Search the material for the word "Janeiro" and copy each line that holds it.

- EXCERPTED RECORDS -
== == ==

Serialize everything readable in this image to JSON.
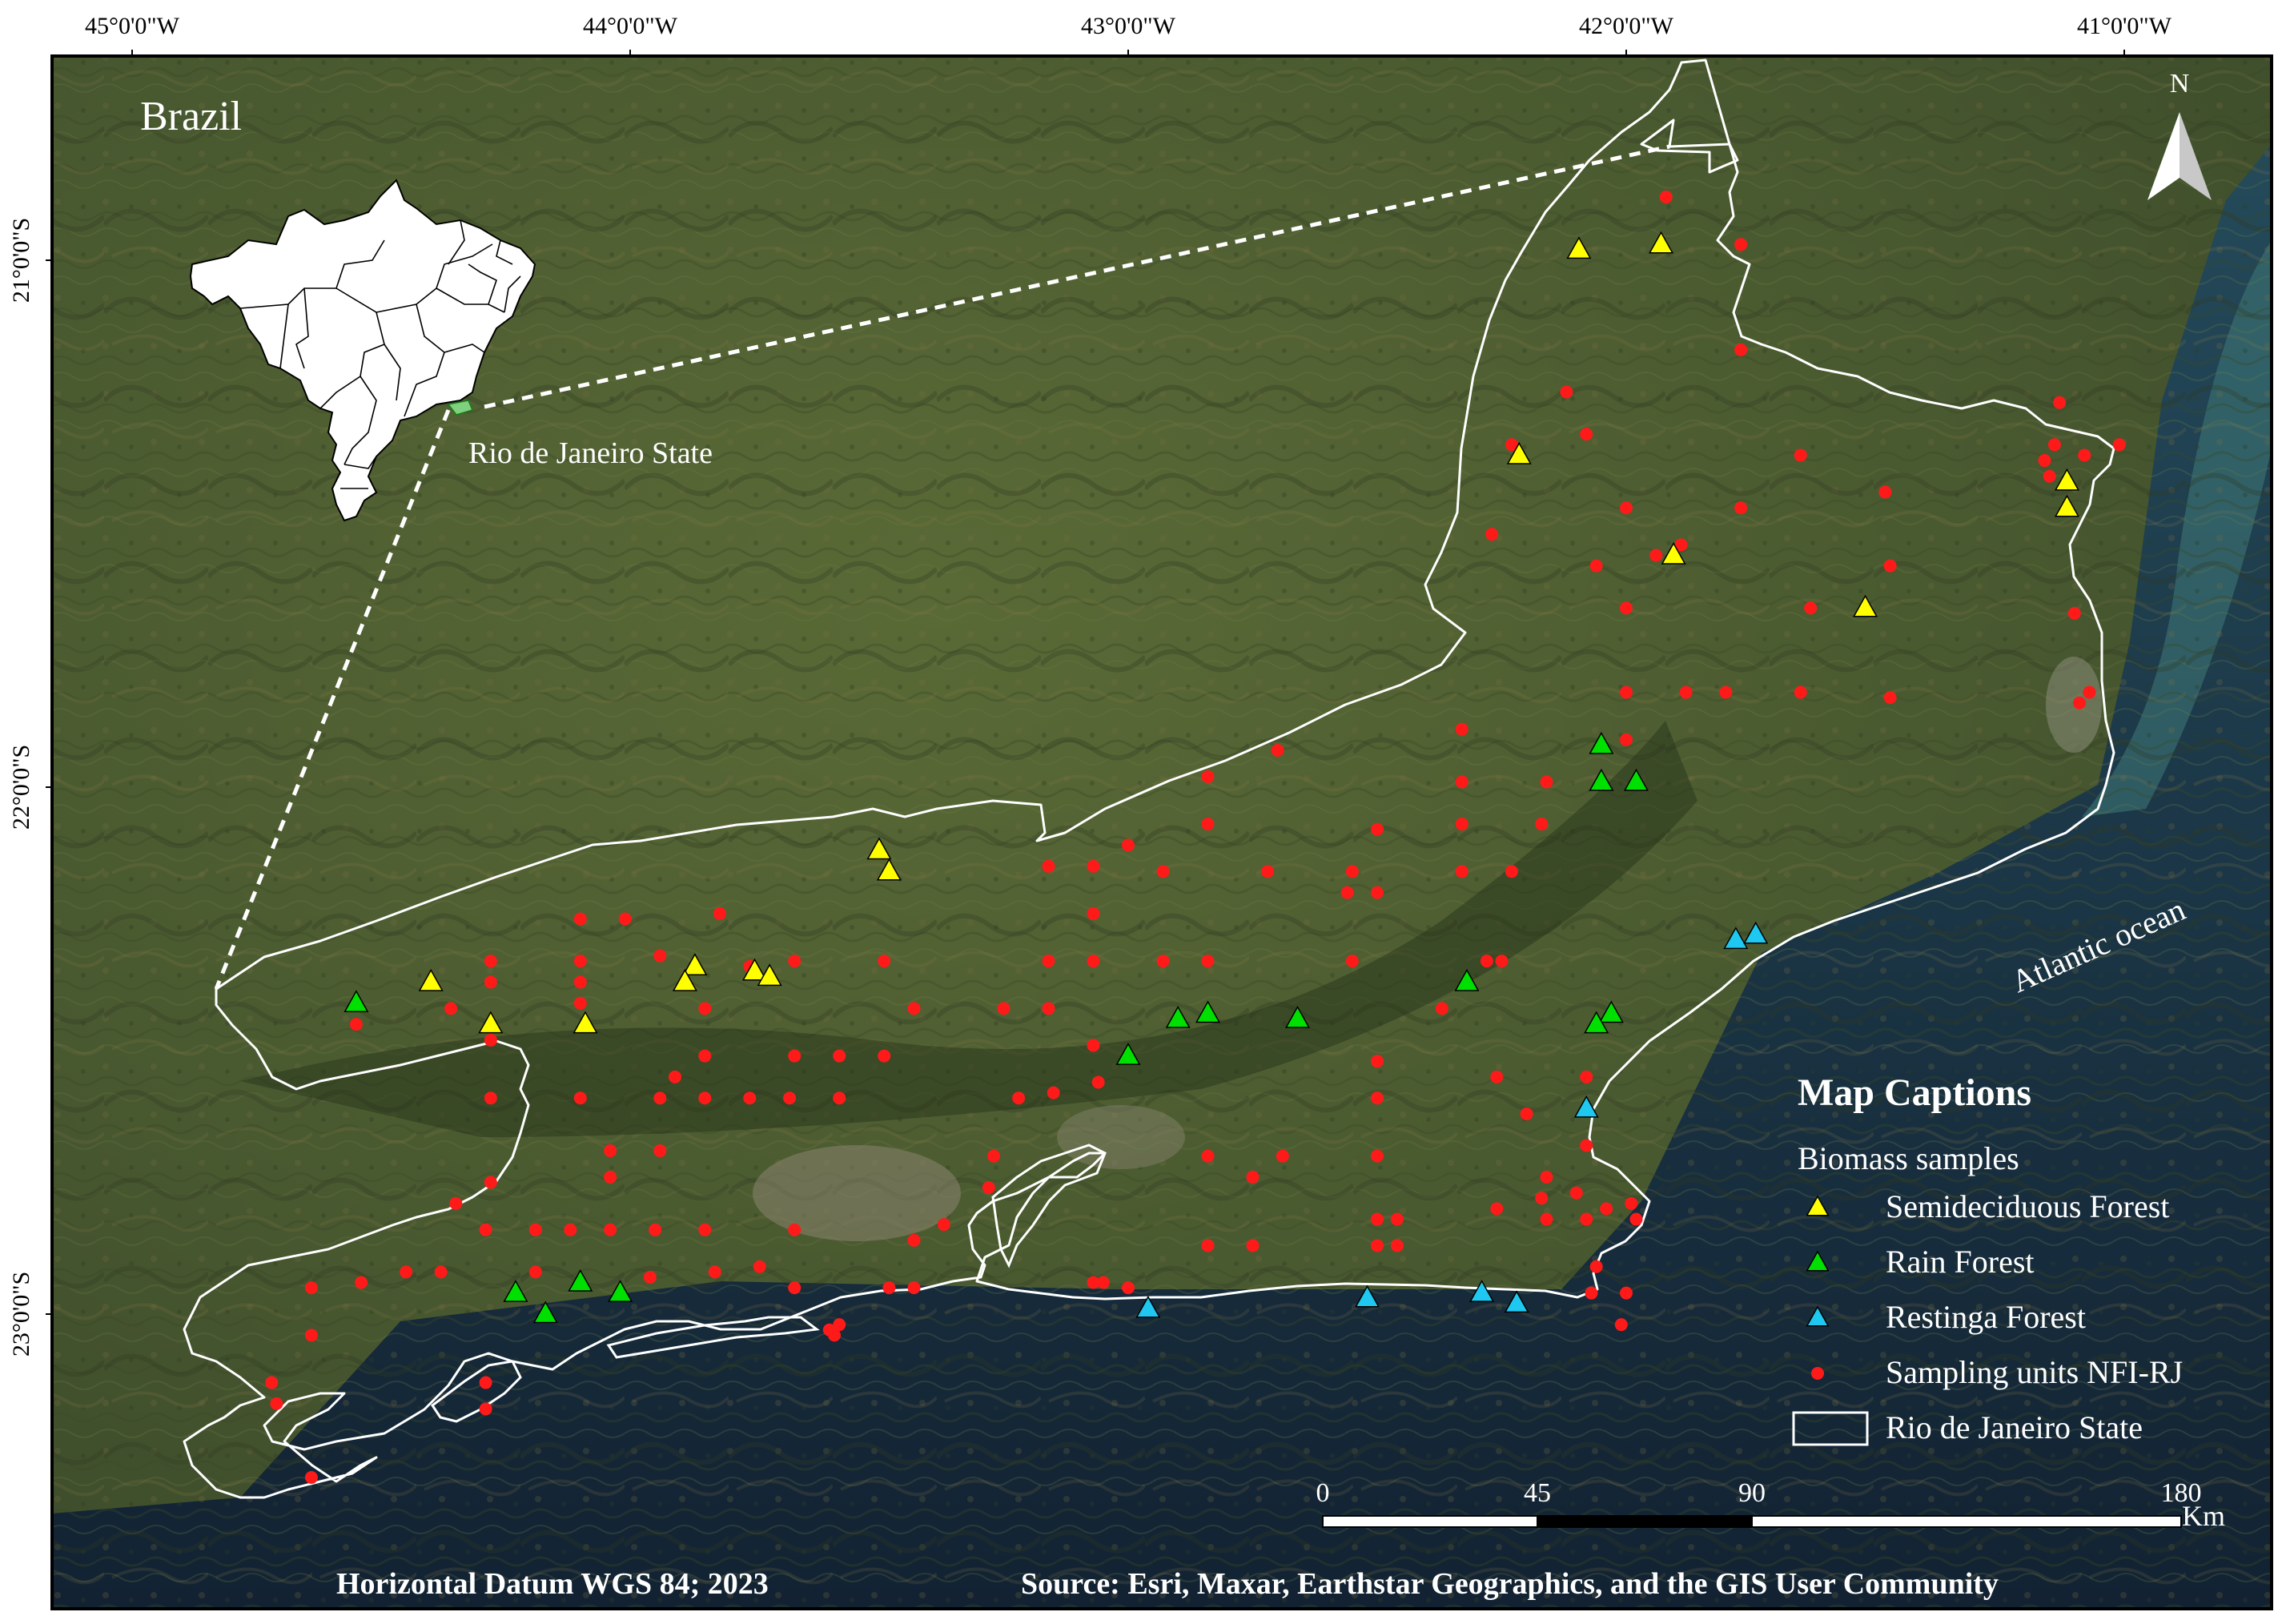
{
  "graticule": {
    "longitude_labels": [
      "45°0'0\"W",
      "44°0'0\"W",
      "43°0'0\"W",
      "42°0'0\"W",
      "41°0'0\"W"
    ],
    "latitude_labels": [
      "21°0'0\"S",
      "22°0'0\"S",
      "23°0'0\"S"
    ]
  },
  "inset": {
    "title": "Brazil",
    "highlight_label": "Rio de Janeiro State"
  },
  "north_arrow": {
    "label": "N"
  },
  "ocean_label": "Atlantic ocean",
  "legend": {
    "title": "Map Captions",
    "subtitle": "Biomass samples",
    "items": [
      {
        "label": "Semideciduous Forest",
        "symbol": "triangle",
        "color": "#ffff00"
      },
      {
        "label": "Rain Forest",
        "symbol": "triangle",
        "color": "#00e000"
      },
      {
        "label": "Restinga Forest",
        "symbol": "triangle",
        "color": "#1ec8f0"
      },
      {
        "label": "Sampling units NFI-RJ",
        "symbol": "circle",
        "color": "#ff1a1a"
      },
      {
        "label": "Rio de Janeiro State",
        "symbol": "outline-box",
        "color": "#ffffff"
      }
    ]
  },
  "scale_bar": {
    "ticks": [
      "0",
      "45",
      "90",
      "180"
    ],
    "unit": "Km"
  },
  "footer": {
    "datum": "Horizontal Datum WGS 84; 2023",
    "source": "Source: Esri, Maxar, Earthstar Geographics, and the GIS User Community"
  },
  "samples": {
    "semideciduous": [
      [
        -42.095,
        -20.98
      ],
      [
        -41.93,
        -20.97
      ],
      [
        -42.215,
        -21.37
      ],
      [
        -41.905,
        -21.56
      ],
      [
        -41.52,
        -21.66
      ],
      [
        -41.115,
        -21.42
      ],
      [
        -41.115,
        -21.47
      ],
      [
        -43.5,
        -22.12
      ],
      [
        -43.48,
        -22.16
      ],
      [
        -44.4,
        -22.37
      ],
      [
        -44.28,
        -22.45
      ],
      [
        -43.87,
        -22.34
      ],
      [
        -43.89,
        -22.37
      ],
      [
        -43.75,
        -22.35
      ],
      [
        -43.72,
        -22.36
      ],
      [
        -44.09,
        -22.45
      ]
    ],
    "rain": [
      [
        -44.55,
        -22.41
      ],
      [
        -42.9,
        -22.44
      ],
      [
        -42.84,
        -22.43
      ],
      [
        -42.66,
        -22.44
      ],
      [
        -42.32,
        -22.37
      ],
      [
        -42.03,
        -22.43
      ],
      [
        -42.06,
        -22.45
      ],
      [
        -43.0,
        -22.51
      ],
      [
        -42.05,
        -21.92
      ],
      [
        -41.98,
        -21.99
      ],
      [
        -42.05,
        -21.99
      ],
      [
        -44.23,
        -22.96
      ],
      [
        -44.17,
        -23.0
      ],
      [
        -44.1,
        -22.94
      ],
      [
        -44.02,
        -22.96
      ]
    ],
    "restinga": [
      [
        -41.78,
        -22.29
      ],
      [
        -41.74,
        -22.28
      ],
      [
        -42.08,
        -22.61
      ],
      [
        -42.96,
        -22.99
      ],
      [
        -42.52,
        -22.97
      ],
      [
        -42.29,
        -22.96
      ],
      [
        -42.22,
        -22.98
      ]
    ],
    "nfi": [
      [
        -41.92,
        -20.88
      ],
      [
        -41.77,
        -20.97
      ],
      [
        -41.77,
        -21.17
      ],
      [
        -42.12,
        -21.25
      ],
      [
        -42.23,
        -21.35
      ],
      [
        -42.08,
        -21.33
      ],
      [
        -41.65,
        -21.37
      ],
      [
        -41.13,
        -21.27
      ],
      [
        -41.14,
        -21.35
      ],
      [
        -41.15,
        -21.41
      ],
      [
        -41.08,
        -21.37
      ],
      [
        -41.01,
        -21.35
      ],
      [
        -41.16,
        -21.38
      ],
      [
        -41.48,
        -21.44
      ],
      [
        -41.77,
        -21.47
      ],
      [
        -42.0,
        -21.47
      ],
      [
        -42.27,
        -21.52
      ],
      [
        -41.89,
        -21.54
      ],
      [
        -42.06,
        -21.58
      ],
      [
        -41.94,
        -21.56
      ],
      [
        -42.0,
        -21.66
      ],
      [
        -41.63,
        -21.66
      ],
      [
        -41.47,
        -21.58
      ],
      [
        -41.1,
        -21.67
      ],
      [
        -41.07,
        -21.82
      ],
      [
        -41.09,
        -21.84
      ],
      [
        -41.47,
        -21.83
      ],
      [
        -41.65,
        -21.82
      ],
      [
        -41.8,
        -21.82
      ],
      [
        -41.88,
        -21.82
      ],
      [
        -42.0,
        -21.82
      ],
      [
        -42.0,
        -21.91
      ],
      [
        -42.33,
        -21.89
      ],
      [
        -42.33,
        -21.99
      ],
      [
        -42.16,
        -21.99
      ],
      [
        -42.17,
        -22.07
      ],
      [
        -42.33,
        -22.07
      ],
      [
        -42.33,
        -22.16
      ],
      [
        -42.5,
        -22.08
      ],
      [
        -42.5,
        -22.2
      ],
      [
        -42.55,
        -22.16
      ],
      [
        -42.56,
        -22.2
      ],
      [
        -42.72,
        -22.16
      ],
      [
        -42.84,
        -22.07
      ],
      [
        -42.84,
        -21.98
      ],
      [
        -42.7,
        -21.93
      ],
      [
        -43.0,
        -22.11
      ],
      [
        -43.07,
        -22.15
      ],
      [
        -43.07,
        -22.24
      ],
      [
        -42.93,
        -22.16
      ],
      [
        -43.16,
        -22.15
      ],
      [
        -43.16,
        -22.33
      ],
      [
        -43.07,
        -22.33
      ],
      [
        -42.93,
        -22.33
      ],
      [
        -42.84,
        -22.33
      ],
      [
        -42.55,
        -22.33
      ],
      [
        -42.37,
        -22.42
      ],
      [
        -42.28,
        -22.33
      ],
      [
        -42.25,
        -22.33
      ],
      [
        -42.5,
        -22.52
      ],
      [
        -43.0,
        -22.51
      ],
      [
        -43.15,
        -22.58
      ],
      [
        -43.16,
        -22.42
      ],
      [
        -43.25,
        -22.42
      ],
      [
        -43.43,
        -22.42
      ],
      [
        -43.49,
        -22.51
      ],
      [
        -43.58,
        -22.51
      ],
      [
        -43.67,
        -22.51
      ],
      [
        -43.85,
        -22.51
      ],
      [
        -43.58,
        -22.59
      ],
      [
        -43.68,
        -22.59
      ],
      [
        -43.76,
        -22.59
      ],
      [
        -43.85,
        -22.59
      ],
      [
        -43.91,
        -22.55
      ],
      [
        -43.94,
        -22.59
      ],
      [
        -43.94,
        -22.69
      ],
      [
        -44.04,
        -22.69
      ],
      [
        -44.04,
        -22.74
      ],
      [
        -44.1,
        -22.59
      ],
      [
        -44.28,
        -22.59
      ],
      [
        -44.28,
        -22.48
      ],
      [
        -44.28,
        -22.33
      ],
      [
        -44.1,
        -22.33
      ],
      [
        -44.1,
        -22.41
      ],
      [
        -44.1,
        -22.25
      ],
      [
        -44.01,
        -22.25
      ],
      [
        -44.1,
        -22.37
      ],
      [
        -44.55,
        -22.45
      ],
      [
        -44.36,
        -22.42
      ],
      [
        -43.76,
        -22.34
      ],
      [
        -43.67,
        -22.33
      ],
      [
        -43.85,
        -22.42
      ],
      [
        -43.49,
        -22.33
      ],
      [
        -43.22,
        -22.59
      ],
      [
        -43.07,
        -22.49
      ],
      [
        -43.06,
        -22.56
      ],
      [
        -42.5,
        -22.59
      ],
      [
        -42.26,
        -22.55
      ],
      [
        -42.2,
        -22.62
      ],
      [
        -42.08,
        -22.55
      ],
      [
        -42.08,
        -22.68
      ],
      [
        -42.16,
        -22.74
      ],
      [
        -42.16,
        -22.82
      ],
      [
        -42.5,
        -22.82
      ],
      [
        -42.5,
        -22.7
      ],
      [
        -42.69,
        -22.7
      ],
      [
        -42.75,
        -22.74
      ],
      [
        -42.84,
        -22.7
      ],
      [
        -42.84,
        -22.87
      ],
      [
        -42.75,
        -22.87
      ],
      [
        -42.5,
        -22.87
      ],
      [
        -42.46,
        -22.87
      ],
      [
        -42.46,
        -22.82
      ],
      [
        -42.26,
        -22.8
      ],
      [
        -42.17,
        -22.78
      ],
      [
        -42.08,
        -22.82
      ],
      [
        -42.1,
        -22.77
      ],
      [
        -42.04,
        -22.8
      ],
      [
        -41.99,
        -22.79
      ],
      [
        -41.98,
        -22.82
      ],
      [
        -42.06,
        -22.91
      ],
      [
        -42.07,
        -22.96
      ],
      [
        -42.0,
        -22.96
      ],
      [
        -42.01,
        -23.02
      ],
      [
        -43.0,
        -22.95
      ],
      [
        -43.05,
        -22.94
      ],
      [
        -43.07,
        -22.94
      ],
      [
        -43.27,
        -22.7
      ],
      [
        -43.28,
        -22.76
      ],
      [
        -43.37,
        -22.83
      ],
      [
        -43.43,
        -22.86
      ],
      [
        -43.43,
        -22.95
      ],
      [
        -43.48,
        -22.95
      ],
      [
        -43.58,
        -23.02
      ],
      [
        -43.59,
        -23.04
      ],
      [
        -43.6,
        -23.03
      ],
      [
        -43.67,
        -22.84
      ],
      [
        -43.67,
        -22.95
      ],
      [
        -43.85,
        -22.84
      ],
      [
        -43.95,
        -22.84
      ],
      [
        -43.96,
        -22.93
      ],
      [
        -44.04,
        -22.84
      ],
      [
        -44.12,
        -22.84
      ],
      [
        -44.19,
        -22.84
      ],
      [
        -44.29,
        -22.84
      ],
      [
        -44.19,
        -22.92
      ],
      [
        -44.38,
        -22.92
      ],
      [
        -44.45,
        -22.92
      ],
      [
        -44.54,
        -22.94
      ],
      [
        -44.64,
        -22.95
      ],
      [
        -44.64,
        -23.04
      ],
      [
        -44.72,
        -23.13
      ],
      [
        -44.71,
        -23.17
      ],
      [
        -44.64,
        -23.31
      ],
      [
        -44.29,
        -23.13
      ],
      [
        -44.29,
        -23.18
      ],
      [
        -44.35,
        -22.79
      ],
      [
        -44.28,
        -22.75
      ],
      [
        -43.83,
        -22.92
      ],
      [
        -43.74,
        -22.91
      ],
      [
        -43.82,
        -22.24
      ],
      [
        -43.94,
        -22.32
      ],
      [
        -44.28,
        -22.37
      ],
      [
        -42.23,
        -22.16
      ]
    ]
  }
}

== == ==

- ANSWER -
    "highlight_label": "Rio de Janeiro State"
        "label": "Rio de Janeiro State",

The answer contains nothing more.